◆ **TASK**
Your answer must be the listing, given again word for word.

[TASK INPUTS Boundary: Start]

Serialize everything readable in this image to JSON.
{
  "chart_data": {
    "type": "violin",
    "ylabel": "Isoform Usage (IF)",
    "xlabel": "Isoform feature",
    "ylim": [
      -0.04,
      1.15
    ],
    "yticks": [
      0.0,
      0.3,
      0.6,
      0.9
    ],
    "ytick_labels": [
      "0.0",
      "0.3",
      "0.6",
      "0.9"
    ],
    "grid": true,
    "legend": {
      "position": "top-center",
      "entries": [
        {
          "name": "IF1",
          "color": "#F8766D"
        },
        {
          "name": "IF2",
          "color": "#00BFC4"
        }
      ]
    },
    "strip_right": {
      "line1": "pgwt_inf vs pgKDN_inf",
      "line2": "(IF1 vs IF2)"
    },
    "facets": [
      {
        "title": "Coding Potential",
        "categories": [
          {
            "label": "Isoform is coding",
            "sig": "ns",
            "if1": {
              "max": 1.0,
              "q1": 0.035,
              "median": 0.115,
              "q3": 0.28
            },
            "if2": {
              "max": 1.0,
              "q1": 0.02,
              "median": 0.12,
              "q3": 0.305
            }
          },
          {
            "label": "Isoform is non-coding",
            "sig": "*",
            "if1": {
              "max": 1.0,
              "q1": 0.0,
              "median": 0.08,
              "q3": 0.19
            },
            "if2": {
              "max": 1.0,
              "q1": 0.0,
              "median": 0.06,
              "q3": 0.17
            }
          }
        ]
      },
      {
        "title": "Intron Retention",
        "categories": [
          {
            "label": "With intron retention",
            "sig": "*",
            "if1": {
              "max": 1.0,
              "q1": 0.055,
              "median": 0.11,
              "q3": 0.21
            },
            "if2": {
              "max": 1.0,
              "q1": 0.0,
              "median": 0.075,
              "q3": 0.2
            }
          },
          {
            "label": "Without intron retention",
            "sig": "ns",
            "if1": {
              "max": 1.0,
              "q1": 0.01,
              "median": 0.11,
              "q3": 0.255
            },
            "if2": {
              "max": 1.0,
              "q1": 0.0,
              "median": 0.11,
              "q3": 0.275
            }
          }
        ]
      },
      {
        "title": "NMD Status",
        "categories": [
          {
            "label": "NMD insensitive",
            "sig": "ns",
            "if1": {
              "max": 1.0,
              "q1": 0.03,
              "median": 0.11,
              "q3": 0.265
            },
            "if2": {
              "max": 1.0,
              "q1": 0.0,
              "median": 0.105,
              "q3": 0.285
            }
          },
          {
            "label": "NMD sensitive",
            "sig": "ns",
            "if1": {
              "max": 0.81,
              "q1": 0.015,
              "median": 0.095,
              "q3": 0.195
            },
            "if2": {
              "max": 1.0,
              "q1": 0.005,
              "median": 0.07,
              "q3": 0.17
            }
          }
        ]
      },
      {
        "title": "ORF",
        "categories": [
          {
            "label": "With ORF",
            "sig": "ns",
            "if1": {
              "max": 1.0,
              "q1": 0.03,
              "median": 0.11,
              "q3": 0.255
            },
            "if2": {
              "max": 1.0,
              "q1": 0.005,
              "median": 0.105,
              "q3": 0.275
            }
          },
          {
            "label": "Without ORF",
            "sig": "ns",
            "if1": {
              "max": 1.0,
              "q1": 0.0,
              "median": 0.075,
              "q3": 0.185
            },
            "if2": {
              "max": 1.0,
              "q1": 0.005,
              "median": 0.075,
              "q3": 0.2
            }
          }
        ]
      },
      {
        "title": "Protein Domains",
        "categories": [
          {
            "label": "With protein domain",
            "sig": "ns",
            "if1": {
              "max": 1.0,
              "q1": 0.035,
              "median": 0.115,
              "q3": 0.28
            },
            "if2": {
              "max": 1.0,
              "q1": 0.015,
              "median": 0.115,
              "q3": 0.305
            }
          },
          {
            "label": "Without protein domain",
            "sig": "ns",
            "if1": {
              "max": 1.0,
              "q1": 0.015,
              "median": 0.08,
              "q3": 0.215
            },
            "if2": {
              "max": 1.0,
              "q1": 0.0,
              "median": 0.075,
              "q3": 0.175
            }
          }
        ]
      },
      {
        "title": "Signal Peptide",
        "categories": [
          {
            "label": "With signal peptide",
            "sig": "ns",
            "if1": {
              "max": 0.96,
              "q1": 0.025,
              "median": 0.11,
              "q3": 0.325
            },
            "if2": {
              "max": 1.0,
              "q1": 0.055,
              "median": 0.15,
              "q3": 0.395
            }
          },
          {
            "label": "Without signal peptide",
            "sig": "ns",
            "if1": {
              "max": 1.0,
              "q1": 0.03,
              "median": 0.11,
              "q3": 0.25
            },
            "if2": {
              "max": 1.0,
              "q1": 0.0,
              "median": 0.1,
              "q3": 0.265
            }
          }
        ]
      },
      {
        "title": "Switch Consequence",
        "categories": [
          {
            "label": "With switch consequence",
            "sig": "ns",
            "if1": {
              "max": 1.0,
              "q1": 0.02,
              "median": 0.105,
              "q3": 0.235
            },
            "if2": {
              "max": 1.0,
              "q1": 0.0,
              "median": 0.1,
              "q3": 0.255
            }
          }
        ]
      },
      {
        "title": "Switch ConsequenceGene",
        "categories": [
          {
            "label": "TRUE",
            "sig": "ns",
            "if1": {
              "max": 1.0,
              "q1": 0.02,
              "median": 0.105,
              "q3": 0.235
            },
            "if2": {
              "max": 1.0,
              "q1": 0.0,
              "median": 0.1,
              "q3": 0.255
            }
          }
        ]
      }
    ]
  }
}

[TASK INPUTS Boundary: End]

◆ **YOUR RESPONSE**
Serialize everything readable in this image to JSON.
{
  "chart_data": {
    "type": "violin",
    "ylabel": "Isoform Usage (IF)",
    "xlabel": "Isoform feature",
    "ylim": [
      -0.04,
      1.15
    ],
    "yticks": [
      0.0,
      0.3,
      0.6,
      0.9
    ],
    "ytick_labels": [
      "0.0",
      "0.3",
      "0.6",
      "0.9"
    ],
    "grid": true,
    "legend": {
      "position": "top-center",
      "entries": [
        {
          "name": "IF1",
          "color": "#F8766D"
        },
        {
          "name": "IF2",
          "color": "#00BFC4"
        }
      ]
    },
    "strip_right": {
      "line1": "pgwt_inf vs pgKDN_inf",
      "line2": "(IF1 vs IF2)"
    },
    "facets": [
      {
        "title": "Coding Potential",
        "categories": [
          {
            "label": "Isoform is coding",
            "sig": "ns",
            "if1": {
              "max": 1.0,
              "q1": 0.035,
              "median": 0.115,
              "q3": 0.28
            },
            "if2": {
              "max": 1.0,
              "q1": 0.02,
              "median": 0.12,
              "q3": 0.305
            }
          },
          {
            "label": "Isoform is non-coding",
            "sig": "*",
            "if1": {
              "max": 1.0,
              "q1": 0.0,
              "median": 0.08,
              "q3": 0.19
            },
            "if2": {
              "max": 1.0,
              "q1": 0.0,
              "median": 0.06,
              "q3": 0.17
            }
          }
        ]
      },
      {
        "title": "Intron Retention",
        "categories": [
          {
            "label": "With intron retention",
            "sig": "*",
            "if1": {
              "max": 1.0,
              "q1": 0.055,
              "median": 0.11,
              "q3": 0.21
            },
            "if2": {
              "max": 1.0,
              "q1": 0.0,
              "median": 0.075,
              "q3": 0.2
            }
          },
          {
            "label": "Without intron retention",
            "sig": "ns",
            "if1": {
              "max": 1.0,
              "q1": 0.01,
              "median": 0.11,
              "q3": 0.255
            },
            "if2": {
              "max": 1.0,
              "q1": 0.0,
              "median": 0.11,
              "q3": 0.275
            }
          }
        ]
      },
      {
        "title": "NMD Status",
        "categories": [
          {
            "label": "NMD insensitive",
            "sig": "ns",
            "if1": {
              "max": 1.0,
              "q1": 0.03,
              "median": 0.11,
              "q3": 0.265
            },
            "if2": {
              "max": 1.0,
              "q1": 0.0,
              "median": 0.105,
              "q3": 0.285
            }
          },
          {
            "label": "NMD sensitive",
            "sig": "ns",
            "if1": {
              "max": 0.81,
              "q1": 0.015,
              "median": 0.095,
              "q3": 0.195
            },
            "if2": {
              "max": 1.0,
              "q1": 0.005,
              "median": 0.07,
              "q3": 0.17
            }
          }
        ]
      },
      {
        "title": "ORF",
        "categories": [
          {
            "label": "With ORF",
            "sig": "ns",
            "if1": {
              "max": 1.0,
              "q1": 0.03,
              "median": 0.11,
              "q3": 0.255
            },
            "if2": {
              "max": 1.0,
              "q1": 0.005,
              "median": 0.105,
              "q3": 0.275
            }
          },
          {
            "label": "Without ORF",
            "sig": "ns",
            "if1": {
              "max": 1.0,
              "q1": 0.0,
              "median": 0.075,
              "q3": 0.185
            },
            "if2": {
              "max": 1.0,
              "q1": 0.005,
              "median": 0.075,
              "q3": 0.2
            }
          }
        ]
      },
      {
        "title": "Protein Domains",
        "categories": [
          {
            "label": "With protein domain",
            "sig": "ns",
            "if1": {
              "max": 1.0,
              "q1": 0.035,
              "median": 0.115,
              "q3": 0.28
            },
            "if2": {
              "max": 1.0,
              "q1": 0.015,
              "median": 0.115,
              "q3": 0.305
            }
          },
          {
            "label": "Without protein domain",
            "sig": "ns",
            "if1": {
              "max": 1.0,
              "q1": 0.015,
              "median": 0.08,
              "q3": 0.215
            },
            "if2": {
              "max": 1.0,
              "q1": 0.0,
              "median": 0.075,
              "q3": 0.175
            }
          }
        ]
      },
      {
        "title": "Signal Peptide",
        "categories": [
          {
            "label": "With signal peptide",
            "sig": "ns",
            "if1": {
              "max": 0.96,
              "q1": 0.025,
              "median": 0.11,
              "q3": 0.325
            },
            "if2": {
              "max": 1.0,
              "q1": 0.055,
              "median": 0.15,
              "q3": 0.395
            }
          },
          {
            "label": "Without signal peptide",
            "sig": "ns",
            "if1": {
              "max": 1.0,
              "q1": 0.03,
              "median": 0.11,
              "q3": 0.25
            },
            "if2": {
              "max": 1.0,
              "q1": 0.0,
              "median": 0.1,
              "q3": 0.265
            }
          }
        ]
      },
      {
        "title": "Switch Consequence",
        "categories": [
          {
            "label": "With switch consequence",
            "sig": "ns",
            "if1": {
              "max": 1.0,
              "q1": 0.02,
              "median": 0.105,
              "q3": 0.235
            },
            "if2": {
              "max": 1.0,
              "q1": 0.0,
              "median": 0.1,
              "q3": 0.255
            }
          }
        ]
      },
      {
        "title": "Switch ConsequenceGene",
        "categories": [
          {
            "label": "TRUE",
            "sig": "ns",
            "if1": {
              "max": 1.0,
              "q1": 0.02,
              "median": 0.105,
              "q3": 0.235
            },
            "if2": {
              "max": 1.0,
              "q1": 0.0,
              "median": 0.1,
              "q3": 0.255
            }
          }
        ]
      }
    ]
  }
}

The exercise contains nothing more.